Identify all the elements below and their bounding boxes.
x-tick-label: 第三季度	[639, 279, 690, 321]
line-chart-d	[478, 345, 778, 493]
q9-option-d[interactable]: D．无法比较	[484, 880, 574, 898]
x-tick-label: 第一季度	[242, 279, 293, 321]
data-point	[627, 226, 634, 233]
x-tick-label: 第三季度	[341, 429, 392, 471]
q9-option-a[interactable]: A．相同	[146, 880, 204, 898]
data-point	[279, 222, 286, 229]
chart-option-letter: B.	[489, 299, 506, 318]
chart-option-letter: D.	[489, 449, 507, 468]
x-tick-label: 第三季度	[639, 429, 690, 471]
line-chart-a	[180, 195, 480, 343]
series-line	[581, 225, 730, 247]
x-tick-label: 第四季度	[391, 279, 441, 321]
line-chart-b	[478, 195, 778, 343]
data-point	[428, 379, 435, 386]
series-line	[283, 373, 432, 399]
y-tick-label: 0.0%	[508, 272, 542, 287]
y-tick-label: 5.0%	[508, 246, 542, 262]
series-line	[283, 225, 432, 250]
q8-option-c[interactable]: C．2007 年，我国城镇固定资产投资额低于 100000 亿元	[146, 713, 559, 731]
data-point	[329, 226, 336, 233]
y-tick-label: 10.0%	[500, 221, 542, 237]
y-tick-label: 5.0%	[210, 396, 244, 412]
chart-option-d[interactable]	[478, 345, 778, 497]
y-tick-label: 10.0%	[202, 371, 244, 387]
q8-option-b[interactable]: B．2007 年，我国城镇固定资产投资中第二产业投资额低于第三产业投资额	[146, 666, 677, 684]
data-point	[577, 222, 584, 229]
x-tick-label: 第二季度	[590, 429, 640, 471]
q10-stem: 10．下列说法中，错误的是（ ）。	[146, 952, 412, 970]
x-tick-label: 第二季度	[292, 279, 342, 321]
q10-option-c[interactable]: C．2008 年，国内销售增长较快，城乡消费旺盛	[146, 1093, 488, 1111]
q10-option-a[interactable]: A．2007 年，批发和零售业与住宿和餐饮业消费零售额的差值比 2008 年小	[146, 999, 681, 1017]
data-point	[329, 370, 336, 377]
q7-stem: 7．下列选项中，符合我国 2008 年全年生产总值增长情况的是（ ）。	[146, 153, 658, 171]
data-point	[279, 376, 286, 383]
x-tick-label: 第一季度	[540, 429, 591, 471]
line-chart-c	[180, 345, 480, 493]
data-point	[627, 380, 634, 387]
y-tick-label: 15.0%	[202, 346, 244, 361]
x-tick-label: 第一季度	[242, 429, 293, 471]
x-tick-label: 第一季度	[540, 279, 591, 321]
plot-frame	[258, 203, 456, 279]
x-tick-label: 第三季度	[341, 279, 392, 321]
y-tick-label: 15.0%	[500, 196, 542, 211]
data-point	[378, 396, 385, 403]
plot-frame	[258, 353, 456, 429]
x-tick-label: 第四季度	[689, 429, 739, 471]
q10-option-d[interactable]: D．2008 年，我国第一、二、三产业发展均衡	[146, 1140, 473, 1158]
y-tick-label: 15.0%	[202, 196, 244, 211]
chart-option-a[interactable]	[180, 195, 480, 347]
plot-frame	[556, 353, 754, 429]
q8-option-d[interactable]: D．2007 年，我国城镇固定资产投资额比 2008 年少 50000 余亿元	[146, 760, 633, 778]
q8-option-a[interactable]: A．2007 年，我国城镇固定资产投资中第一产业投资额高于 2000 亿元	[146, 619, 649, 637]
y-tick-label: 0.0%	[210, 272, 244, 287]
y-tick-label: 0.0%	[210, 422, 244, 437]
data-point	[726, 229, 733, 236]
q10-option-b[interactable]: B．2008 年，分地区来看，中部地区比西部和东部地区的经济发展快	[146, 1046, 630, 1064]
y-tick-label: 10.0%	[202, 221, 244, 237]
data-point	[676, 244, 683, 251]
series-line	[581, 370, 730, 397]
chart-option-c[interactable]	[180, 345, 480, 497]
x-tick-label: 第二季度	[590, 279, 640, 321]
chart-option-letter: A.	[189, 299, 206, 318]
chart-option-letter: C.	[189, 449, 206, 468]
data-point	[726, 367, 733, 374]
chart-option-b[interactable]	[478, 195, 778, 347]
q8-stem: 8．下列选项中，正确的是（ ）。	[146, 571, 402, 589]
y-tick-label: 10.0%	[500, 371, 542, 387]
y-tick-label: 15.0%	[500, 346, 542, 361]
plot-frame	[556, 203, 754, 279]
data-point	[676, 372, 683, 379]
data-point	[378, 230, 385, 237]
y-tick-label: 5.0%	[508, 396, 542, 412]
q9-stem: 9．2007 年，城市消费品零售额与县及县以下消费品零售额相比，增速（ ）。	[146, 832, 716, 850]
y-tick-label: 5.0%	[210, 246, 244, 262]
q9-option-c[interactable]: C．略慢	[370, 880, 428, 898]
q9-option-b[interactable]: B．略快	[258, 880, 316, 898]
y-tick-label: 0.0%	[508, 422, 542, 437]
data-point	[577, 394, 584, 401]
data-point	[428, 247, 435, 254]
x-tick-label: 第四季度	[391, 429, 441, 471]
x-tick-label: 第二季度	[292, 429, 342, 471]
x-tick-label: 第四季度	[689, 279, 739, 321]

---+---

STATED PROBLEM -> Update the listing above by replacing every "data-point" with "point-marker", and give all of its lines again with nothing else changed.

COMPLETE OUTPUT ->
Identify all the elements below and their bounding boxes.
x-tick-label: 第三季度	[639, 279, 690, 321]
line-chart-d	[478, 345, 778, 493]
q9-option-d[interactable]: D．无法比较	[484, 880, 574, 898]
x-tick-label: 第一季度	[242, 279, 293, 321]
point-marker	[627, 226, 634, 233]
x-tick-label: 第三季度	[341, 429, 392, 471]
q9-option-a[interactable]: A．相同	[146, 880, 204, 898]
point-marker	[279, 222, 286, 229]
chart-option-letter: B.	[489, 299, 506, 318]
chart-option-letter: D.	[489, 449, 507, 468]
x-tick-label: 第三季度	[639, 429, 690, 471]
line-chart-a	[180, 195, 480, 343]
series-line	[581, 225, 730, 247]
x-tick-label: 第四季度	[391, 279, 441, 321]
line-chart-b	[478, 195, 778, 343]
point-marker	[428, 379, 435, 386]
series-line	[283, 373, 432, 399]
y-tick-label: 0.0%	[508, 272, 542, 287]
y-tick-label: 5.0%	[508, 246, 542, 262]
series-line	[283, 225, 432, 250]
q8-option-c[interactable]: C．2007 年，我国城镇固定资产投资额低于 100000 亿元	[146, 713, 559, 731]
point-marker	[329, 226, 336, 233]
y-tick-label: 10.0%	[500, 221, 542, 237]
y-tick-label: 5.0%	[210, 396, 244, 412]
chart-option-d[interactable]	[478, 345, 778, 497]
y-tick-label: 10.0%	[202, 371, 244, 387]
q8-option-b[interactable]: B．2007 年，我国城镇固定资产投资中第二产业投资额低于第三产业投资额	[146, 666, 677, 684]
point-marker	[577, 222, 584, 229]
x-tick-label: 第二季度	[590, 429, 640, 471]
q10-stem: 10．下列说法中，错误的是（ ）。	[146, 952, 412, 970]
x-tick-label: 第二季度	[292, 279, 342, 321]
q10-option-c[interactable]: C．2008 年，国内销售增长较快，城乡消费旺盛	[146, 1093, 488, 1111]
q10-option-a[interactable]: A．2007 年，批发和零售业与住宿和餐饮业消费零售额的差值比 2008 年小	[146, 999, 681, 1017]
point-marker	[329, 370, 336, 377]
q7-stem: 7．下列选项中，符合我国 2008 年全年生产总值增长情况的是（ ）。	[146, 153, 658, 171]
point-marker	[279, 376, 286, 383]
x-tick-label: 第一季度	[540, 429, 591, 471]
line-chart-c	[180, 345, 480, 493]
point-marker	[627, 380, 634, 387]
y-tick-label: 15.0%	[202, 346, 244, 361]
x-tick-label: 第一季度	[242, 429, 293, 471]
x-tick-label: 第一季度	[540, 279, 591, 321]
plot-frame	[258, 203, 456, 279]
x-tick-label: 第三季度	[341, 279, 392, 321]
y-tick-label: 15.0%	[500, 196, 542, 211]
point-marker	[378, 396, 385, 403]
plot-frame	[258, 353, 456, 429]
x-tick-label: 第四季度	[689, 429, 739, 471]
q10-option-d[interactable]: D．2008 年，我国第一、二、三产业发展均衡	[146, 1140, 473, 1158]
y-tick-label: 15.0%	[202, 196, 244, 211]
chart-option-a[interactable]	[180, 195, 480, 347]
plot-frame	[556, 353, 754, 429]
q8-option-d[interactable]: D．2007 年，我国城镇固定资产投资额比 2008 年少 50000 余亿元	[146, 760, 633, 778]
q8-option-a[interactable]: A．2007 年，我国城镇固定资产投资中第一产业投资额高于 2000 亿元	[146, 619, 649, 637]
y-tick-label: 0.0%	[210, 272, 244, 287]
y-tick-label: 0.0%	[210, 422, 244, 437]
point-marker	[726, 229, 733, 236]
q10-option-b[interactable]: B．2008 年，分地区来看，中部地区比西部和东部地区的经济发展快	[146, 1046, 630, 1064]
y-tick-label: 10.0%	[202, 221, 244, 237]
point-marker	[676, 244, 683, 251]
series-line	[581, 370, 730, 397]
chart-option-c[interactable]	[180, 345, 480, 497]
x-tick-label: 第二季度	[590, 279, 640, 321]
chart-option-letter: A.	[189, 299, 206, 318]
chart-option-letter: C.	[189, 449, 206, 468]
point-marker	[726, 367, 733, 374]
chart-option-b[interactable]	[478, 195, 778, 347]
q8-stem: 8．下列选项中，正确的是（ ）。	[146, 571, 402, 589]
y-tick-label: 10.0%	[500, 371, 542, 387]
y-tick-label: 15.0%	[500, 346, 542, 361]
plot-frame	[556, 203, 754, 279]
point-marker	[676, 372, 683, 379]
point-marker	[378, 230, 385, 237]
y-tick-label: 5.0%	[508, 396, 542, 412]
q9-stem: 9．2007 年，城市消费品零售额与县及县以下消费品零售额相比，增速（ ）。	[146, 832, 716, 850]
y-tick-label: 5.0%	[210, 246, 244, 262]
q9-option-c[interactable]: C．略慢	[370, 880, 428, 898]
q9-option-b[interactable]: B．略快	[258, 880, 316, 898]
y-tick-label: 0.0%	[508, 422, 542, 437]
point-marker	[577, 394, 584, 401]
point-marker	[428, 247, 435, 254]
x-tick-label: 第四季度	[391, 429, 441, 471]
x-tick-label: 第二季度	[292, 429, 342, 471]
x-tick-label: 第四季度	[689, 279, 739, 321]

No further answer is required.